▶ Data to process
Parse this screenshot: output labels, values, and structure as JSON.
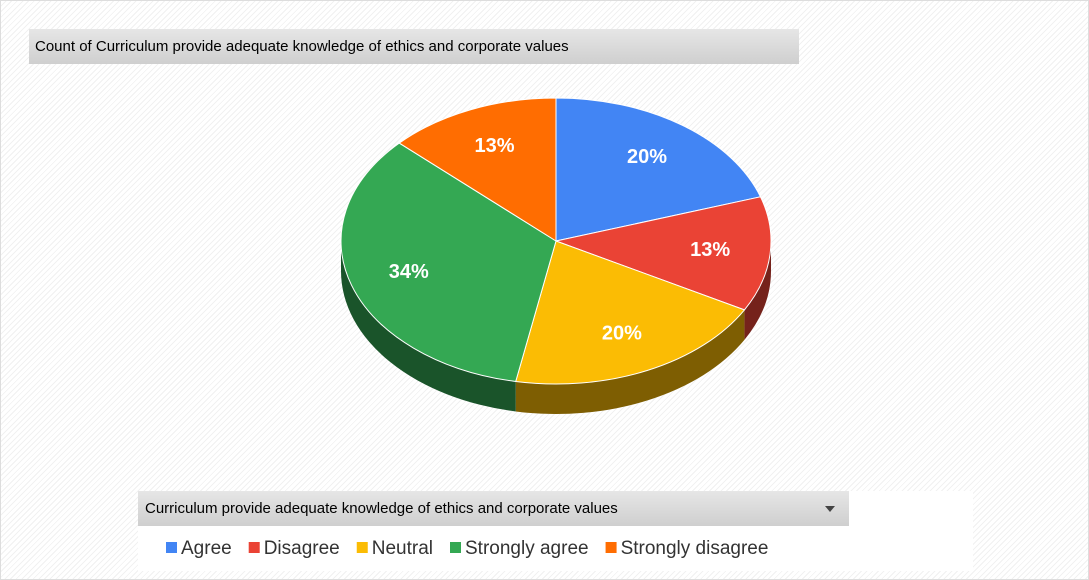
{
  "chart_data": {
    "type": "pie",
    "title": "Count of Curriculum provide adequate knowledge of ethics and corporate values",
    "legend_title": "Curriculum provide adequate knowledge of ethics and corporate values",
    "categories": [
      "Agree",
      "Disagree",
      "Neutral",
      "Strongly agree",
      "Strongly disagree"
    ],
    "values": [
      20,
      13,
      20,
      34,
      13
    ],
    "value_labels": [
      "20%",
      "13%",
      "20%",
      "34%",
      "13%"
    ],
    "colors": [
      "#4285f4",
      "#ea4335",
      "#fbbc04",
      "#34a853",
      "#ff6d01"
    ],
    "legend": "bottom"
  }
}
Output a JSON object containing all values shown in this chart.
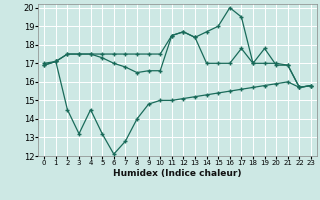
{
  "xlabel": "Humidex (Indice chaleur)",
  "xlim": [
    -0.5,
    23.5
  ],
  "ylim": [
    12,
    20.2
  ],
  "yticks": [
    12,
    13,
    14,
    15,
    16,
    17,
    18,
    19,
    20
  ],
  "xticks": [
    0,
    1,
    2,
    3,
    4,
    5,
    6,
    7,
    8,
    9,
    10,
    11,
    12,
    13,
    14,
    15,
    16,
    17,
    18,
    19,
    20,
    21,
    22,
    23
  ],
  "bg_color": "#cde8e4",
  "line_color": "#1a6b5a",
  "grid_color": "#ffffff",
  "series1_y": [
    17.0,
    17.1,
    17.5,
    17.5,
    17.5,
    17.5,
    17.5,
    17.5,
    17.5,
    17.5,
    17.5,
    18.5,
    18.7,
    18.4,
    17.0,
    17.0,
    17.0,
    17.8,
    17.0,
    17.0,
    17.0,
    16.9,
    15.7,
    15.8
  ],
  "series2_y": [
    16.9,
    17.1,
    17.5,
    17.5,
    17.5,
    17.3,
    17.0,
    16.8,
    16.5,
    16.6,
    16.6,
    18.5,
    18.7,
    18.4,
    18.7,
    19.0,
    20.0,
    19.5,
    17.0,
    17.8,
    16.9,
    16.9,
    15.7,
    15.8
  ],
  "series3_y": [
    16.9,
    17.1,
    14.5,
    13.2,
    14.5,
    13.2,
    12.1,
    12.8,
    14.0,
    14.8,
    15.0,
    15.0,
    15.1,
    15.2,
    15.3,
    15.4,
    15.5,
    15.6,
    15.7,
    15.8,
    15.9,
    16.0,
    15.7,
    15.8
  ]
}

▶ What to produce
Transcribe the material exactly, leaving every picture out.

▶ Written answer
Parse this screenshot: output labels, values, and structure as JSON.
{
  "chart_data": {
    "type": "pie",
    "title": "Count of Curriculum provide adequate knowledge of ethics and corporate values",
    "legend_title": "Curriculum provide adequate knowledge of ethics and corporate values",
    "categories": [
      "Agree",
      "Disagree",
      "Neutral",
      "Strongly agree",
      "Strongly disagree"
    ],
    "values": [
      20,
      13,
      20,
      34,
      13
    ],
    "value_labels": [
      "20%",
      "13%",
      "20%",
      "34%",
      "13%"
    ],
    "colors": [
      "#4285f4",
      "#ea4335",
      "#fbbc04",
      "#34a853",
      "#ff6d01"
    ],
    "legend": "bottom"
  }
}
Output a JSON object containing all values shown in this chart.
{
  "xlabel": "Humidex (Indice chaleur)",
  "xlim": [
    -0.5,
    23.5
  ],
  "ylim": [
    12,
    20.2
  ],
  "yticks": [
    12,
    13,
    14,
    15,
    16,
    17,
    18,
    19,
    20
  ],
  "xticks": [
    0,
    1,
    2,
    3,
    4,
    5,
    6,
    7,
    8,
    9,
    10,
    11,
    12,
    13,
    14,
    15,
    16,
    17,
    18,
    19,
    20,
    21,
    22,
    23
  ],
  "bg_color": "#cde8e4",
  "line_color": "#1a6b5a",
  "grid_color": "#ffffff",
  "series1_y": [
    17.0,
    17.1,
    17.5,
    17.5,
    17.5,
    17.5,
    17.5,
    17.5,
    17.5,
    17.5,
    17.5,
    18.5,
    18.7,
    18.4,
    17.0,
    17.0,
    17.0,
    17.8,
    17.0,
    17.0,
    17.0,
    16.9,
    15.7,
    15.8
  ],
  "series2_y": [
    16.9,
    17.1,
    17.5,
    17.5,
    17.5,
    17.3,
    17.0,
    16.8,
    16.5,
    16.6,
    16.6,
    18.5,
    18.7,
    18.4,
    18.7,
    19.0,
    20.0,
    19.5,
    17.0,
    17.8,
    16.9,
    16.9,
    15.7,
    15.8
  ],
  "series3_y": [
    16.9,
    17.1,
    14.5,
    13.2,
    14.5,
    13.2,
    12.1,
    12.8,
    14.0,
    14.8,
    15.0,
    15.0,
    15.1,
    15.2,
    15.3,
    15.4,
    15.5,
    15.6,
    15.7,
    15.8,
    15.9,
    16.0,
    15.7,
    15.8
  ]
}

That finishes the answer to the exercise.